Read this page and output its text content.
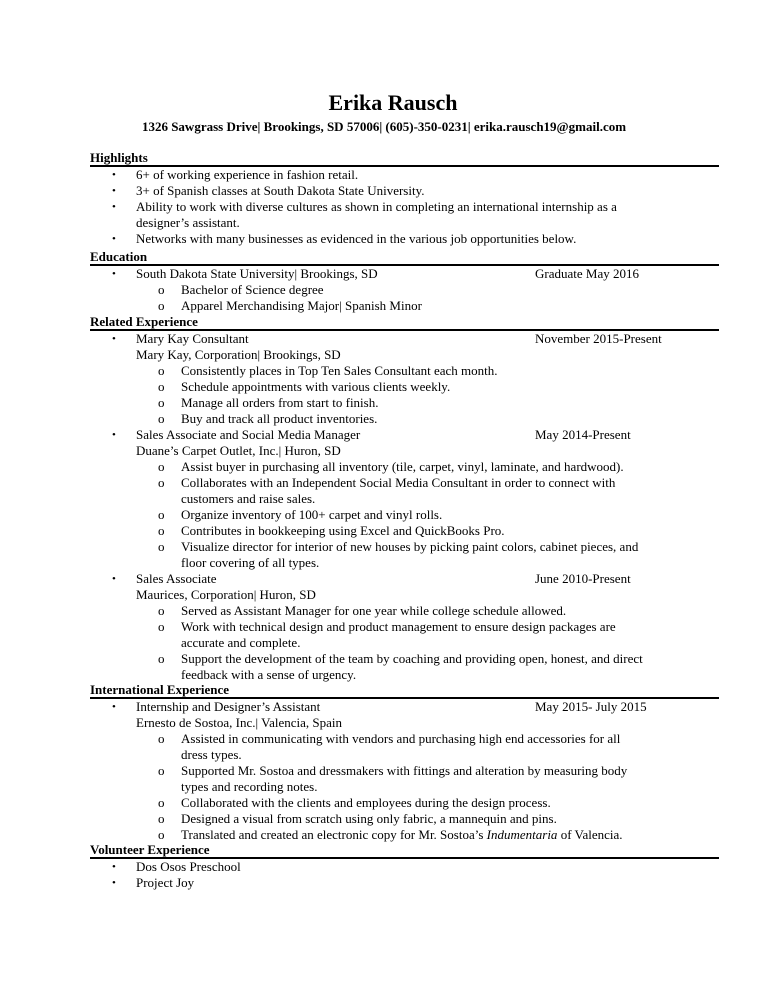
Erika Rausch
1326 Sawgrass Drive| Brookings, SD 57006| (605)-350-0231| erika.rausch19@gmail.com
Highlights
• 6+ of working experience in fashion retail.
• 3+ of Spanish classes at South Dakota State University.
• Ability to work with diverse cultures as shown in completing an international internship as a
designer’s assistant.
• Networks with many businesses as evidenced in the various job opportunities below.
Education
• South Dakota State University| Brookings, SD	Graduate May 2016
o Bachelor of Science degree
o Apparel Merchandising Major| Spanish Minor
Related Experience
• Mary Kay Consultant	November 2015-Present
Mary Kay, Corporation| Brookings, SD
o Consistently places in Top Ten Sales Consultant each month.
o Schedule appointments with various clients weekly.
o Manage all orders from start to finish.
o Buy and track all product inventories.
• Sales Associate and Social Media Manager	May 2014-Present
Duane’s Carpet Outlet, Inc.| Huron, SD
o Assist buyer in purchasing all inventory (tile, carpet, vinyl, laminate, and hardwood).
o Collaborates with an Independent Social Media Consultant in order to connect with
customers and raise sales.
o Organize inventory of 100+ carpet and vinyl rolls.
o Contributes in bookkeeping using Excel and QuickBooks Pro.
o Visualize director for interior of new houses by picking paint colors, cabinet pieces, and
floor covering of all types.
• Sales Associate	June 2010-Present
Maurices, Corporation| Huron, SD
o Served as Assistant Manager for one year while college schedule allowed.
o Work with technical design and product management to ensure design packages are
accurate and complete.
o Support the development of the team by coaching and providing open, honest, and direct
feedback with a sense of urgency.
International Experience
• Internship and Designer’s Assistant	May 2015- July 2015
Ernesto de Sostoa, Inc.| Valencia, Spain
o Assisted in communicating with vendors and purchasing high end accessories for all
dress types.
o Supported Mr. Sostoa and dressmakers with fittings and alteration by measuring body
types and recording notes.
o Collaborated with the clients and employees during the design process.
o Designed a visual from scratch using only fabric, a mannequin and pins.
o Translated and created an electronic copy for Mr. Sostoa’s Indumentaria of Valencia.
Volunteer Experience
• Dos Osos Preschool
• Project Joy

# WHAT THIS TASK INVOLVES
Return all the entries word for word, but omit any pictures they contain.

# TASK ANSWER
Read this page and output its text content.
Erika Rausch
1326 Sawgrass Drive| Brookings, SD 57006| (605)-350-0231| erika.rausch19@gmail.com
Highlights
• 6+ of working experience in fashion retail.
• 3+ of Spanish classes at South Dakota State University.
• Ability to work with diverse cultures as shown in completing an international internship as a
designer’s assistant.
• Networks with many businesses as evidenced in the various job opportunities below.
Education
• South Dakota State University| Brookings, SD	Graduate May 2016
o Bachelor of Science degree
o Apparel Merchandising Major| Spanish Minor
Related Experience
• Mary Kay Consultant	November 2015-Present
Mary Kay, Corporation| Brookings, SD
o Consistently places in Top Ten Sales Consultant each month.
o Schedule appointments with various clients weekly.
o Manage all orders from start to finish.
o Buy and track all product inventories.
• Sales Associate and Social Media Manager	May 2014-Present
Duane’s Carpet Outlet, Inc.| Huron, SD
o Assist buyer in purchasing all inventory (tile, carpet, vinyl, laminate, and hardwood).
o Collaborates with an Independent Social Media Consultant in order to connect with
customers and raise sales.
o Organize inventory of 100+ carpet and vinyl rolls.
o Contributes in bookkeeping using Excel and QuickBooks Pro.
o Visualize director for interior of new houses by picking paint colors, cabinet pieces, and
floor covering of all types.
• Sales Associate	June 2010-Present
Maurices, Corporation| Huron, SD
o Served as Assistant Manager for one year while college schedule allowed.
o Work with technical design and product management to ensure design packages are
accurate and complete.
o Support the development of the team by coaching and providing open, honest, and direct
feedback with a sense of urgency.
International Experience
• Internship and Designer’s Assistant	May 2015- July 2015
Ernesto de Sostoa, Inc.| Valencia, Spain
o Assisted in communicating with vendors and purchasing high end accessories for all
dress types.
o Supported Mr. Sostoa and dressmakers with fittings and alteration by measuring body
types and recording notes.
o Collaborated with the clients and employees during the design process.
o Designed a visual from scratch using only fabric, a mannequin and pins.
o Translated and created an electronic copy for Mr. Sostoa’s Indumentaria of Valencia.
Volunteer Experience
• Dos Osos Preschool
• Project Joy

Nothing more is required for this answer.